#### TASK INPUTS
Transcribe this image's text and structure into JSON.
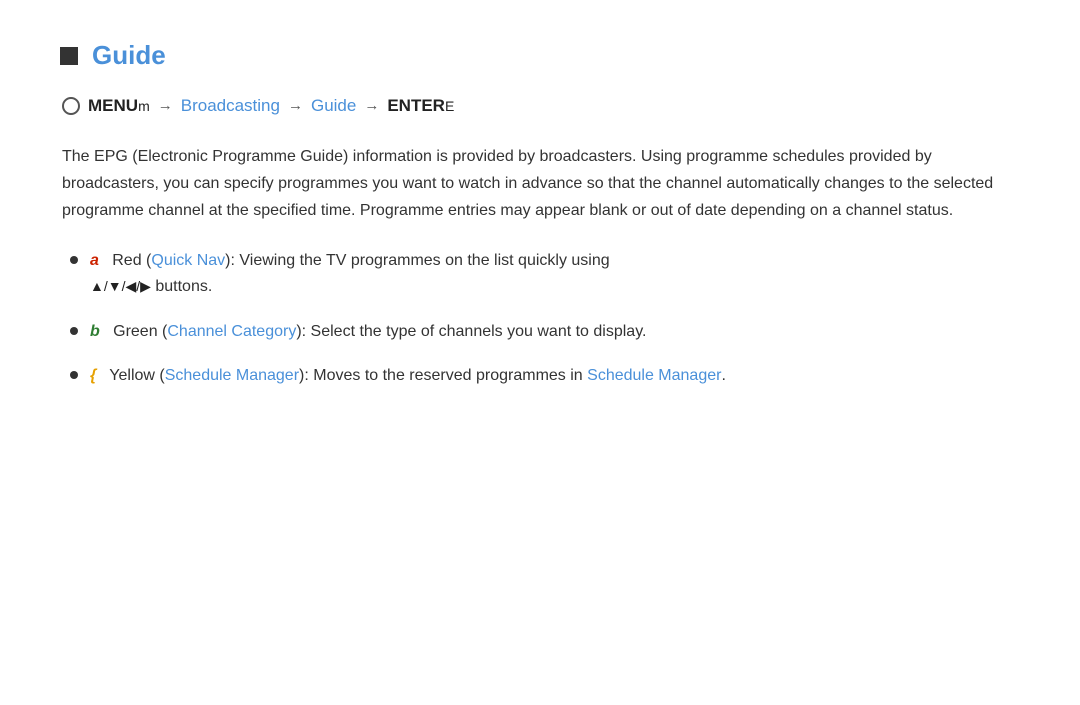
{
  "section": {
    "title": "Guide",
    "menu_path": {
      "circle_label": "O",
      "menu_item": "MENU",
      "menu_suffix": "m",
      "arrow": "→",
      "broadcasting": "Broadcasting",
      "guide": "Guide",
      "enter": "ENTER",
      "enter_suffix": "E"
    },
    "description": "The EPG (Electronic Programme Guide) information is provided by broadcasters. Using programme schedules provided by broadcasters, you can specify programmes you want to watch in advance so that the channel automatically changes to the selected programme channel at the specified time. Programme entries may appear blank or out of date depending on a channel status.",
    "bullets": [
      {
        "color_letter": "a",
        "color_name": "Red",
        "link_text": "Quick Nav",
        "text_after": ": Viewing the TV programmes on the list quickly using",
        "nav_arrows": "▲/▼/◀/▶",
        "text_end": " buttons.",
        "color_class": "color-red"
      },
      {
        "color_letter": "b",
        "color_name": "Green",
        "link_text": "Channel Category",
        "text_after": ": Select the type of channels you want to display.",
        "nav_arrows": "",
        "text_end": "",
        "color_class": "color-green"
      },
      {
        "color_letter": "{",
        "color_name": "Yellow",
        "link_text": "Schedule Manager",
        "text_after": ": Moves to the reserved programmes in",
        "link_text2": "Schedule Manager",
        "text_end": ".",
        "nav_arrows": "",
        "color_class": "color-yellow"
      }
    ]
  }
}
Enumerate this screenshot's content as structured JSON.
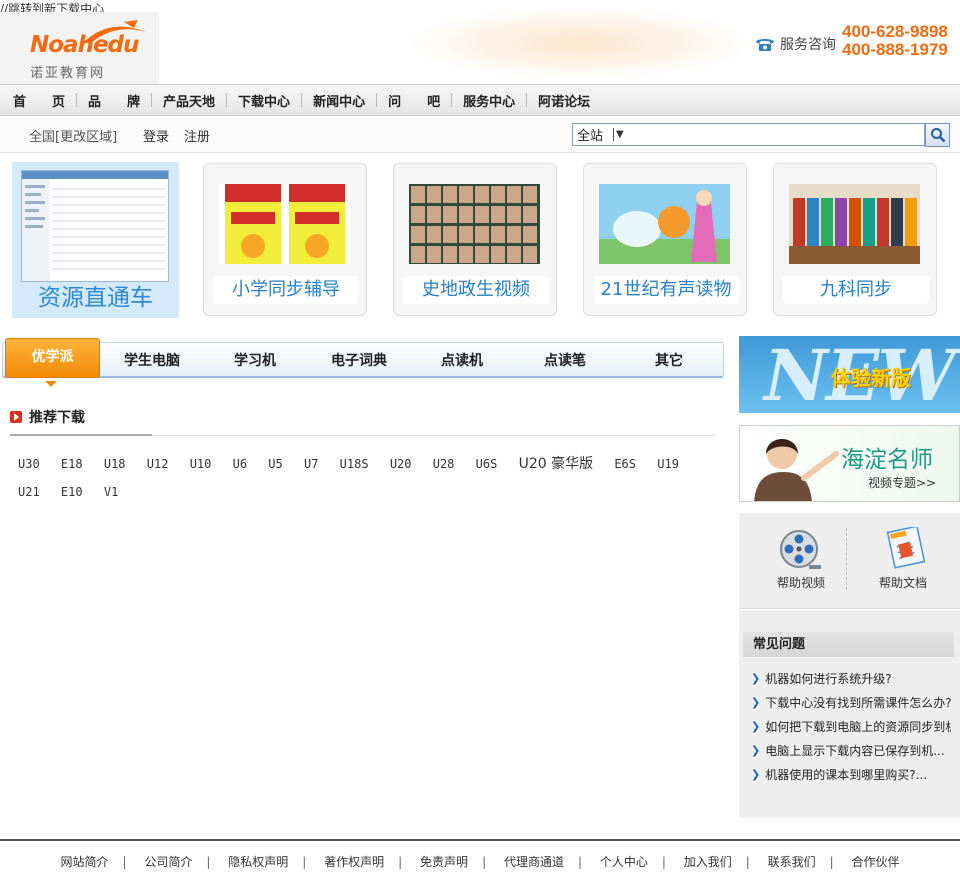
{
  "top_note": "//跳转到新下载中心",
  "logo": {
    "word": "Noahedu",
    "cn": "诺亚教育网"
  },
  "service": {
    "label": "服务咨询",
    "phones": [
      "400-628-9898",
      "400-888-1979"
    ]
  },
  "nav": [
    "首　　页",
    "品　　牌",
    "产品天地",
    "下载中心",
    "新闻中心",
    "问　　吧",
    "服务中心",
    "阿诺论坛"
  ],
  "subbar": {
    "region": "全国[更改区域]",
    "login": "登录",
    "register": "注册"
  },
  "search": {
    "scope": "全站",
    "caret": "▼",
    "value": ""
  },
  "cards": [
    "资源直通车",
    "小学同步辅导",
    "史地政生视频",
    "21世纪有声读物",
    "九科同步"
  ],
  "tabs": [
    "优学派",
    "学生电脑",
    "学习机",
    "电子词典",
    "点读机",
    "点读笔",
    "其它"
  ],
  "recommend": {
    "title": "推荐下载",
    "models": [
      "U30",
      "E18",
      "U18",
      "U12",
      "U10",
      "U6",
      "U5",
      "U7",
      "U18S",
      "U20",
      "U28",
      "U6S",
      "U20 豪华版",
      "E6S",
      "U19",
      "U21",
      "E10",
      "V1"
    ]
  },
  "side": {
    "new_bg": "NEW",
    "new_text": "体验新版",
    "teacher_title": "海淀名师",
    "teacher_sub": "视频专题>>",
    "help": [
      "帮助视频",
      "帮助文档"
    ]
  },
  "faq": {
    "title": "常见问题",
    "items": [
      "机器如何进行系统升级?",
      "下载中心没有找到所需课件怎么办?",
      "如何把下载到电脑上的资源同步到机器?",
      "电脑上显示下载内容已保存到机...",
      "机器使用的课本到哪里购买?..."
    ]
  },
  "footer": [
    "网站简介",
    "公司简介",
    "隐私权声明",
    "著作权声明",
    "免责声明",
    "代理商通道",
    "个人中心",
    "加入我们",
    "联系我们",
    "合作伙伴"
  ],
  "colors": {
    "brand": "#f26b10",
    "link": "#2780c8",
    "tab_active": "#f28a06"
  }
}
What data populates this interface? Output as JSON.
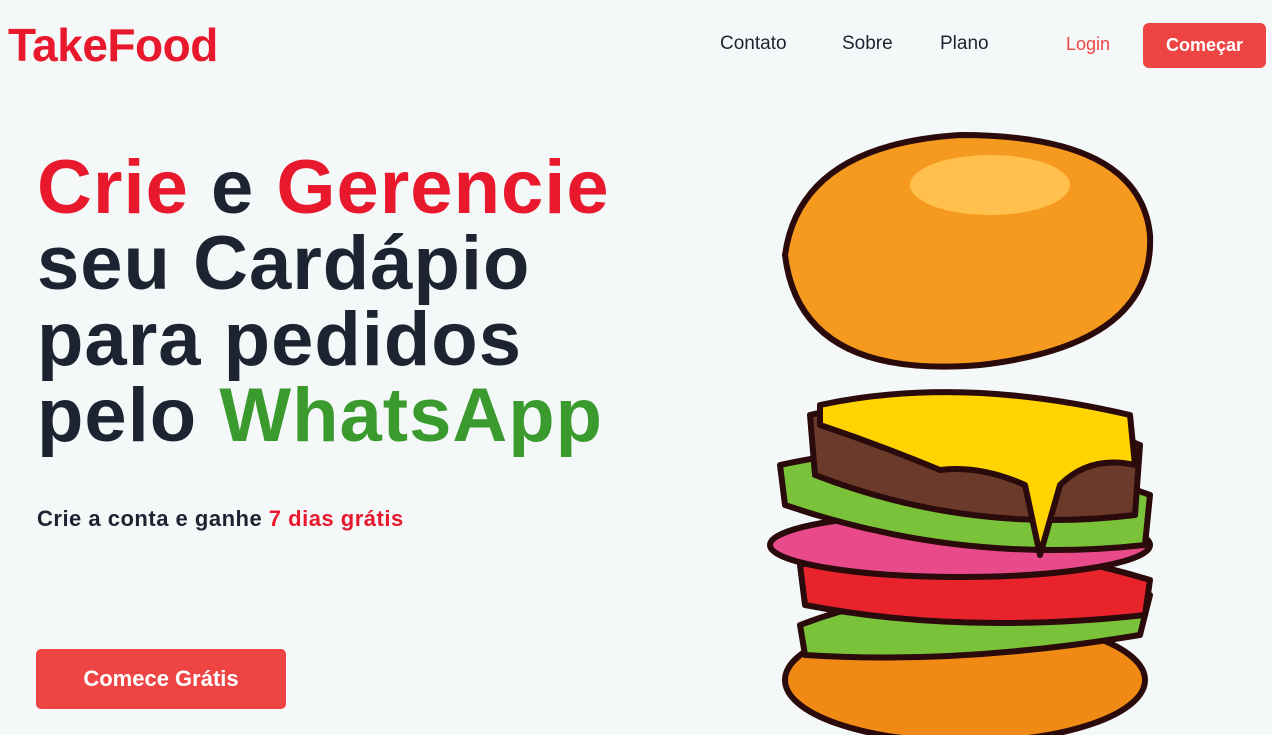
{
  "header": {
    "logo": "TakeFood",
    "nav": [
      {
        "label": "Contato"
      },
      {
        "label": "Sobre"
      },
      {
        "label": "Plano"
      }
    ],
    "login_label": "Login",
    "cta_label": "Começar"
  },
  "hero": {
    "word1": "Crie",
    "word2": " e ",
    "word3": "Gerencie",
    "line2": "seu Cardápio",
    "line3": "para pedidos",
    "line4_a": "pelo ",
    "line4_b": "WhatsApp"
  },
  "subtitle": {
    "text": "Crie a conta e ganhe ",
    "highlight": "7 dias grátis"
  },
  "start_button": "Comece Grátis",
  "illustration": {
    "icon": "burger-illustration"
  },
  "colors": {
    "accent": "#ef4444",
    "heading_red": "#e8192c",
    "whatsapp_green": "#3a9a2e",
    "text": "#1c2331",
    "background": "#f5f8f9"
  }
}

#### PROBLEM DETAILS
The lines to repeat run from the line containing "What data populates" through the last line of the material above; give them exactly, without the pictures.

#### IN RESPONSE
What data populates this interface? Output as JSON.
{
  "header": {
    "logo": "TakeFood",
    "nav": [
      {
        "label": "Contato"
      },
      {
        "label": "Sobre"
      },
      {
        "label": "Plano"
      }
    ],
    "login_label": "Login",
    "cta_label": "Começar"
  },
  "hero": {
    "word1": "Crie",
    "word2": " e ",
    "word3": "Gerencie",
    "line2": "seu Cardápio",
    "line3": "para pedidos",
    "line4_a": "pelo ",
    "line4_b": "WhatsApp"
  },
  "subtitle": {
    "text": "Crie a conta e ganhe ",
    "highlight": "7 dias grátis"
  },
  "start_button": "Comece Grátis",
  "illustration": {
    "icon": "burger-illustration"
  },
  "colors": {
    "accent": "#ef4444",
    "heading_red": "#e8192c",
    "whatsapp_green": "#3a9a2e",
    "text": "#1c2331",
    "background": "#f5f8f9"
  }
}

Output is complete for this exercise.